▶ [Entries supplied]
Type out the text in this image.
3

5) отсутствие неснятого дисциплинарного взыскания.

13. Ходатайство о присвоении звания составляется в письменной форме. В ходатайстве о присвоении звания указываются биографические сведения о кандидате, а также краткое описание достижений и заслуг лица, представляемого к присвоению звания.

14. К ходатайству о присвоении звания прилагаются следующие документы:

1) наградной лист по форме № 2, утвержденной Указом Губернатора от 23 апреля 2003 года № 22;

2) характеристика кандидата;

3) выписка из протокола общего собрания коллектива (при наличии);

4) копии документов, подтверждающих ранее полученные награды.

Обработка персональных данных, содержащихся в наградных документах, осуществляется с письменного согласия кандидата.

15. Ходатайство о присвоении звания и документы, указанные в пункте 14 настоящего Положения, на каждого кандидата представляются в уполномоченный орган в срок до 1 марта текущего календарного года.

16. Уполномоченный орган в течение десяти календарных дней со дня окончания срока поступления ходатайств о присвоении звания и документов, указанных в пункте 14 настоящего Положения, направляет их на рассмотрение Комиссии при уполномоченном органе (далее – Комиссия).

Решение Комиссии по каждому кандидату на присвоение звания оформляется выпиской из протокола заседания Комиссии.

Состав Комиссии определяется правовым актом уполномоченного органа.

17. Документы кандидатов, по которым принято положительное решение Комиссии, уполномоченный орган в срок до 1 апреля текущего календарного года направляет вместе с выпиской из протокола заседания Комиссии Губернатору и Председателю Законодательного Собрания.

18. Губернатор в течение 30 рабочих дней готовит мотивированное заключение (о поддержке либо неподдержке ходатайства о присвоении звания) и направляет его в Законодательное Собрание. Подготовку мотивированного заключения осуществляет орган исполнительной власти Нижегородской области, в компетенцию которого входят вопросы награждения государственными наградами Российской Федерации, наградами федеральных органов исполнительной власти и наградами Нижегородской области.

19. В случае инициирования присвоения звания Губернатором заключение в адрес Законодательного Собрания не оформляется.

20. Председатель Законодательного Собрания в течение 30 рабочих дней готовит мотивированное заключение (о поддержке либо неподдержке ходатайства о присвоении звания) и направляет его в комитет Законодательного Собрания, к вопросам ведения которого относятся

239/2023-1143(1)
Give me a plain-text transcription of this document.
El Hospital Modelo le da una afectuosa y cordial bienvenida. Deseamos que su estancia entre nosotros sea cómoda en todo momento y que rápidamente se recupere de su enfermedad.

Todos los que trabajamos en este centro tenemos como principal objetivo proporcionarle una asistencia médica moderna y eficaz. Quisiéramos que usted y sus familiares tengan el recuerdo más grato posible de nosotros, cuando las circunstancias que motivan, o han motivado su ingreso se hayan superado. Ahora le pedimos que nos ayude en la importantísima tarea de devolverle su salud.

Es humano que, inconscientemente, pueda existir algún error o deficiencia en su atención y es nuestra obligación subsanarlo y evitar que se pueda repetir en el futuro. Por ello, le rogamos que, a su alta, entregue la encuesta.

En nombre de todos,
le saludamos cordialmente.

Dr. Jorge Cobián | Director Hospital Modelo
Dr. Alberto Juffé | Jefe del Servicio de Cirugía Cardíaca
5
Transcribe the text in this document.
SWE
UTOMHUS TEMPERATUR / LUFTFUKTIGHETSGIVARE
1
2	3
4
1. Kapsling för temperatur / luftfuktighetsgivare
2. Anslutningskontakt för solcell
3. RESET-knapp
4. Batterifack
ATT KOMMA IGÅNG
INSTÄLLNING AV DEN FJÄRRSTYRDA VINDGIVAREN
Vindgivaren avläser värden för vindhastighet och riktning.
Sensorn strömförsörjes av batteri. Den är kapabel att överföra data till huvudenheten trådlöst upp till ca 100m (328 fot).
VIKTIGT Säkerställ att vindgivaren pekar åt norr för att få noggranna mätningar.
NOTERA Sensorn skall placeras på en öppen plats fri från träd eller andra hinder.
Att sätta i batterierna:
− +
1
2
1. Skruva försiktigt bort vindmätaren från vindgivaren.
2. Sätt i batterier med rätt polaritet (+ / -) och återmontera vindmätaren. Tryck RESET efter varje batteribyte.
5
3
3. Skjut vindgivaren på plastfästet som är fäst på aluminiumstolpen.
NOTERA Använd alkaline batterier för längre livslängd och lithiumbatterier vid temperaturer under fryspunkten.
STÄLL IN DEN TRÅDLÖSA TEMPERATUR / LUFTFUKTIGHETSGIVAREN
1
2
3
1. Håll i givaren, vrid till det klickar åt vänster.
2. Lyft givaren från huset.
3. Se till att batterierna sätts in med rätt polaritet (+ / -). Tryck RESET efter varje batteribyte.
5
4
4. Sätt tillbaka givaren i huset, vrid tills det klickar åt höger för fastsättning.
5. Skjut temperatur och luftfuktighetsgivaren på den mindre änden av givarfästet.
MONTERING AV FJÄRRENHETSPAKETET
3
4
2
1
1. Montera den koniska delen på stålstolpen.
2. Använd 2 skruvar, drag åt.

▶ [Short exercise]
Report how many lines in the records above contain the word "пункте", giving only the number.

▶ [Task solution]
2